| GIVEN TASK |
Check every line of the entries below for the word "avec", and copy the ones that have it.

— BEGIN DATA FOR THE TASK —

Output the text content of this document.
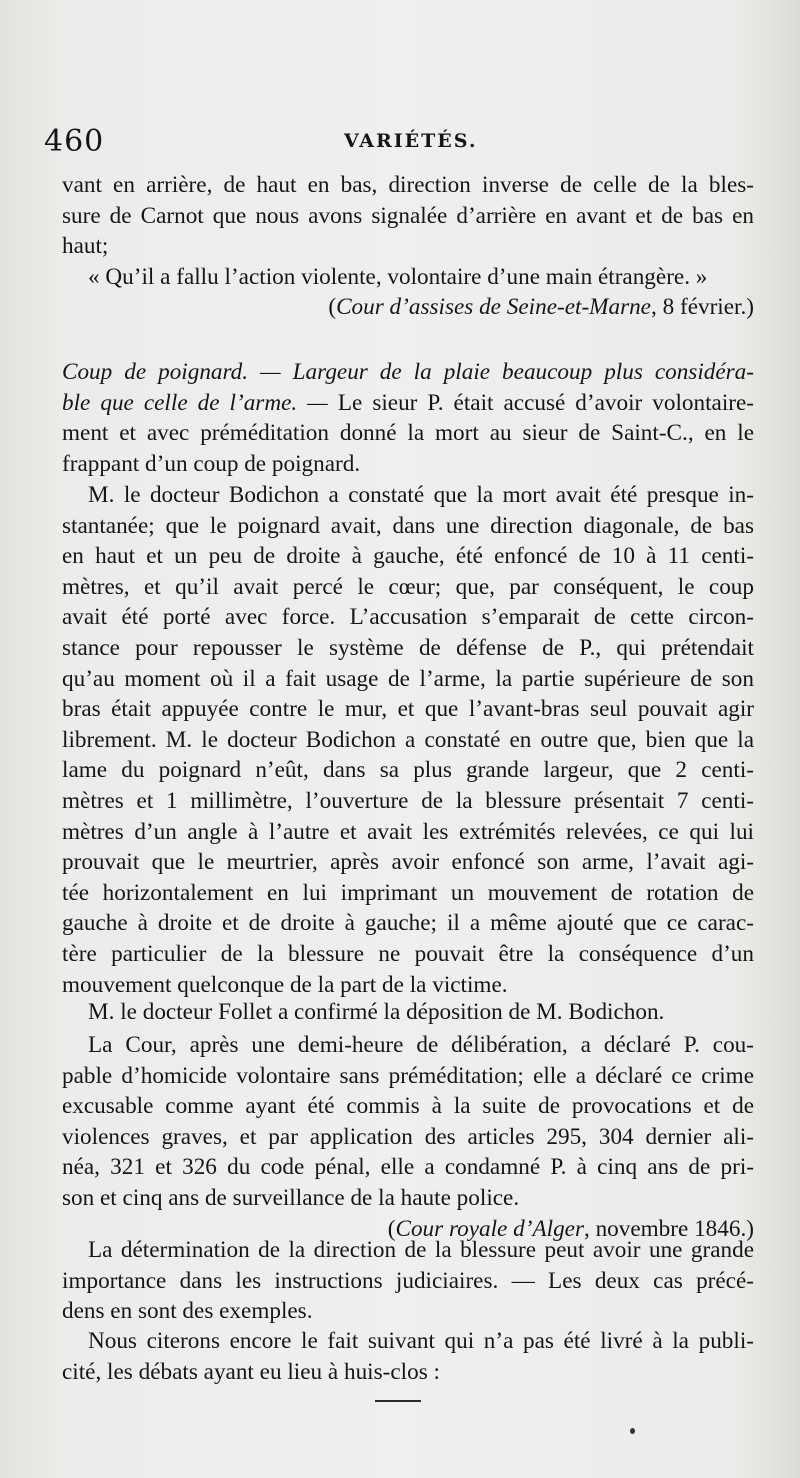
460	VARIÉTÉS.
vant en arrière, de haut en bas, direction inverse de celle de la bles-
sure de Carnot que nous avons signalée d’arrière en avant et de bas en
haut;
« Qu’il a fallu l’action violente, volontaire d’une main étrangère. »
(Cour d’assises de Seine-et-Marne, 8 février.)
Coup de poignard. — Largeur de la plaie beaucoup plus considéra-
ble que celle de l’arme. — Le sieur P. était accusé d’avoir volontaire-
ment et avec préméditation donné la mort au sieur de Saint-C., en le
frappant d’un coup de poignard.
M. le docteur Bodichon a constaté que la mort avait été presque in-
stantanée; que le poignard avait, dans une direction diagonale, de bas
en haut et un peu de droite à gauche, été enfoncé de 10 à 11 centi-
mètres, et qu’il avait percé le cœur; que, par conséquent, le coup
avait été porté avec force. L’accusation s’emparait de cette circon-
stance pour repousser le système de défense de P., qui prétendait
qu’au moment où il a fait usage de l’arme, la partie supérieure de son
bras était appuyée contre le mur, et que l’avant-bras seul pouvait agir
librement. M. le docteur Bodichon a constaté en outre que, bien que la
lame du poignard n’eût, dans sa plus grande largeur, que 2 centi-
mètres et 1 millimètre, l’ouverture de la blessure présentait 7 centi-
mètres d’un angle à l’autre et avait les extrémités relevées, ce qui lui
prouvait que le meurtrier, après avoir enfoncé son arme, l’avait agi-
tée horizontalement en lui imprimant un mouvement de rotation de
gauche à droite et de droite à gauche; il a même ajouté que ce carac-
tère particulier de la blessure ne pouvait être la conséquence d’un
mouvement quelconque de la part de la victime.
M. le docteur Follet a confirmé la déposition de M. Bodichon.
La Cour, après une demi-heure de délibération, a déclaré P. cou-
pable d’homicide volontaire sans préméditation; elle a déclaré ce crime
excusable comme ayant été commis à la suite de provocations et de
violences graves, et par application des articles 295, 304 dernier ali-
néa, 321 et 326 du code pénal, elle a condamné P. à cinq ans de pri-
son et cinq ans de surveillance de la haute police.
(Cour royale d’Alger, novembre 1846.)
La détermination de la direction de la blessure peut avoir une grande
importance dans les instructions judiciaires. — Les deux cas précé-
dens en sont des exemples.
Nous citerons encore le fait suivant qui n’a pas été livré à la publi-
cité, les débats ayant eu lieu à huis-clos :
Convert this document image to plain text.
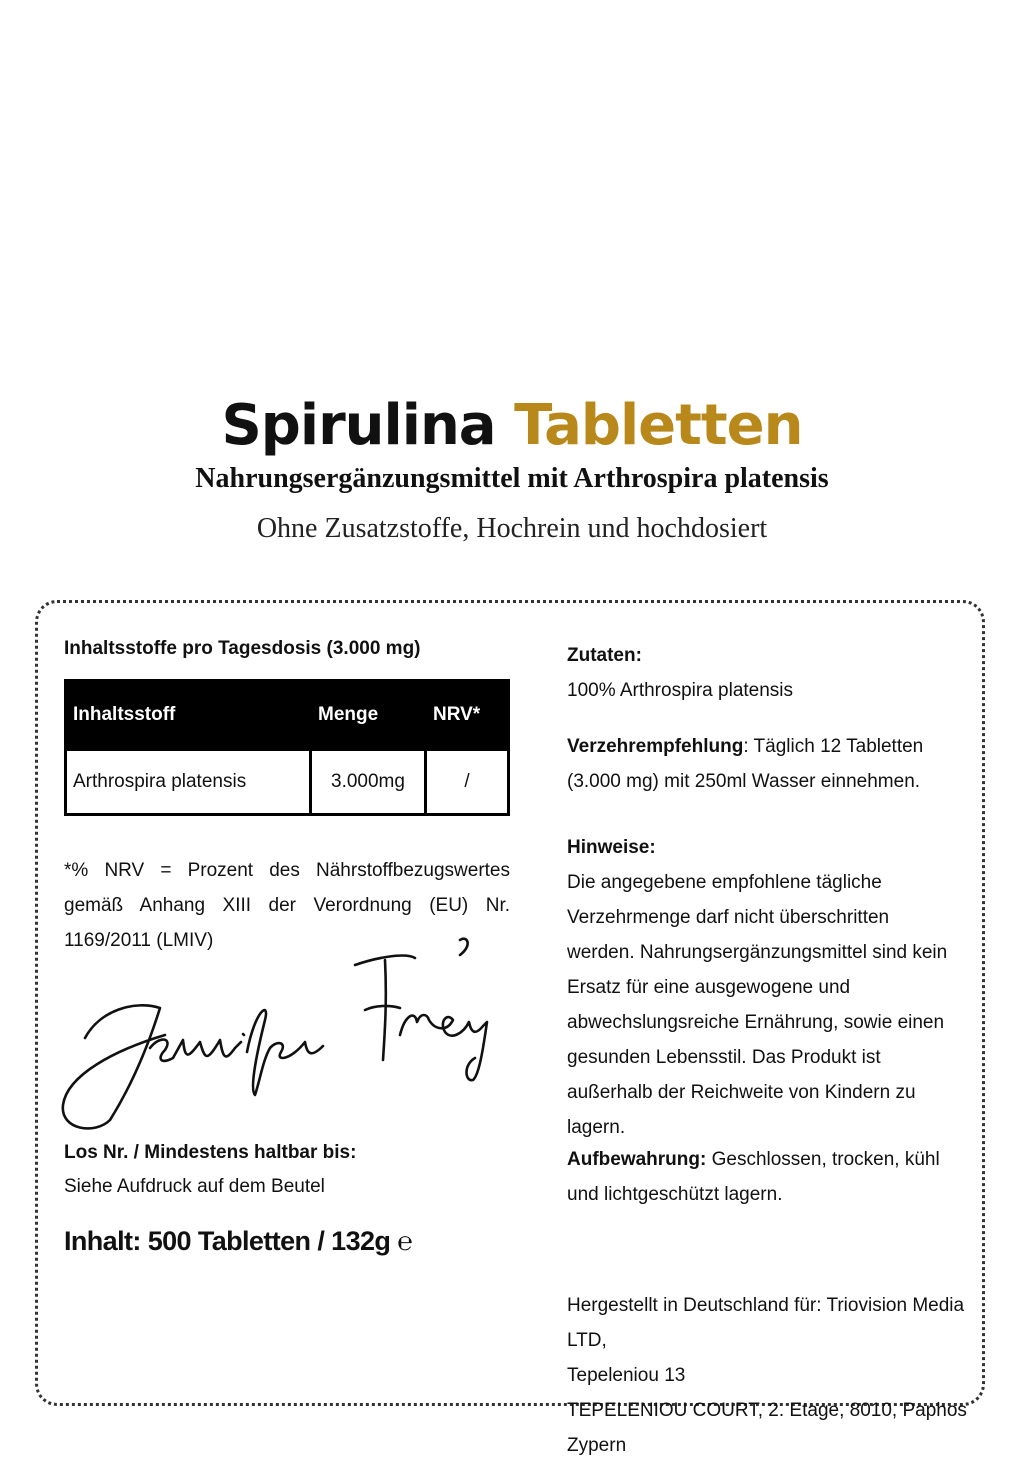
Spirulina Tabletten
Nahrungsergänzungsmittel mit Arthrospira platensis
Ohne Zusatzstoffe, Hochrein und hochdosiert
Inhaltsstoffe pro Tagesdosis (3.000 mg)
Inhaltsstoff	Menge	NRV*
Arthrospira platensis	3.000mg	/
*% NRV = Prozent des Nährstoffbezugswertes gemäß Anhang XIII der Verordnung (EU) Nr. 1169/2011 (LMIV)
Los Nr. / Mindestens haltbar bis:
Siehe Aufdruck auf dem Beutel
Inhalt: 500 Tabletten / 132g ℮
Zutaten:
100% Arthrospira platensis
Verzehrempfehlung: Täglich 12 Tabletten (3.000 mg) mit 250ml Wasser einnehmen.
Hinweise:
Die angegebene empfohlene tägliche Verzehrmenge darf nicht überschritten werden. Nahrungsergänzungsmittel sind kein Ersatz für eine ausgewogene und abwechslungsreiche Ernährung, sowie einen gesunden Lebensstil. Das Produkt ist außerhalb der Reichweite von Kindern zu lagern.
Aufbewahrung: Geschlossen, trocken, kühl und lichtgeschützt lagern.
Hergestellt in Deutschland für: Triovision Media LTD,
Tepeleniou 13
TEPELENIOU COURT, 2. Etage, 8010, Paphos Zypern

— END DATA FOR THE TASK —
— BEGIN DATA FOR THE TASK —

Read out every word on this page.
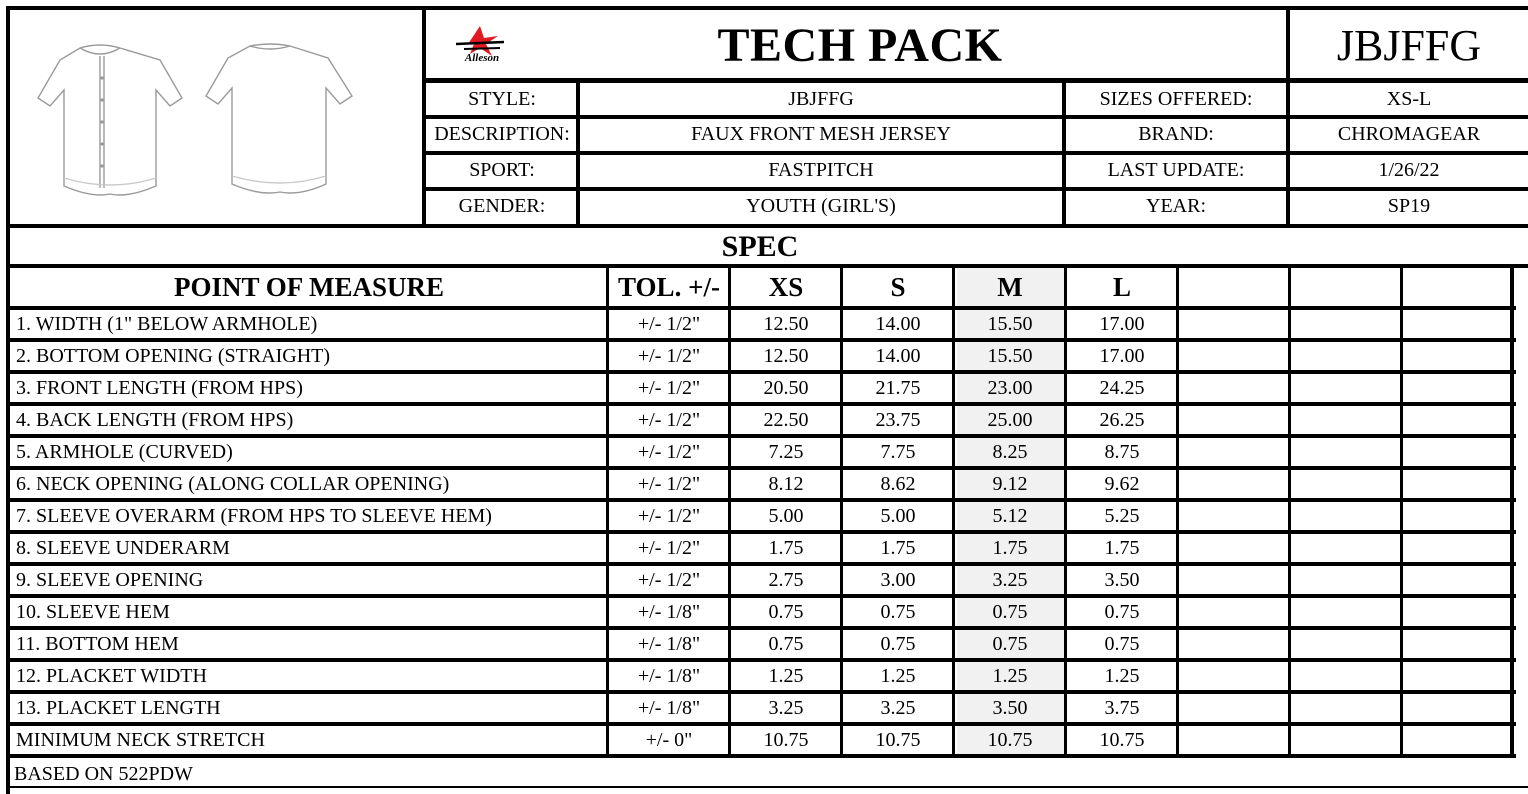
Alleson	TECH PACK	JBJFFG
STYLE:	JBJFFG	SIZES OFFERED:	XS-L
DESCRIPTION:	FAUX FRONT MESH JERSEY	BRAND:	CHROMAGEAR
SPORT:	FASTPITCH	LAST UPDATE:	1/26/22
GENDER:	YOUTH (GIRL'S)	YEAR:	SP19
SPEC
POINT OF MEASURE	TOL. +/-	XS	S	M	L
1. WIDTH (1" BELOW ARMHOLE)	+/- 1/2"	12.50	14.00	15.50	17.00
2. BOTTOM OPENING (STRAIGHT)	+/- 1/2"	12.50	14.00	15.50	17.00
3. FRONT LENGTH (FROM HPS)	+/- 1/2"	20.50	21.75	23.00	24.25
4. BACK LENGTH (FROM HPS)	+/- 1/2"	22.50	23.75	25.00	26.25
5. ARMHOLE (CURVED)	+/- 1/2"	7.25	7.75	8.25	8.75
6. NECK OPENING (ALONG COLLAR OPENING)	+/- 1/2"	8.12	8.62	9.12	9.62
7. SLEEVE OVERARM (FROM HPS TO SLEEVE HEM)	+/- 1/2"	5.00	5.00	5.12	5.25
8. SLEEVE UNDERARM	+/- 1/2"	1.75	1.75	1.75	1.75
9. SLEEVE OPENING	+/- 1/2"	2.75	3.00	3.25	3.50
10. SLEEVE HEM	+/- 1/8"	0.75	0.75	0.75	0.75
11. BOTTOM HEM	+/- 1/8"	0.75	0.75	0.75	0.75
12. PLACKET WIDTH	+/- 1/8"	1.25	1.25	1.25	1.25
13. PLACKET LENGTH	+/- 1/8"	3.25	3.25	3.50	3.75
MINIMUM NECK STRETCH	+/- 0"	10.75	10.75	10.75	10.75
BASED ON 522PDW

— END DATA FOR THE TASK —

| CORRECT RESPONSE |
ment et avec préméditation donné la mort au sieur de Saint-C., en le
avait été porté avec force. L’accusation s’emparait de cette circon-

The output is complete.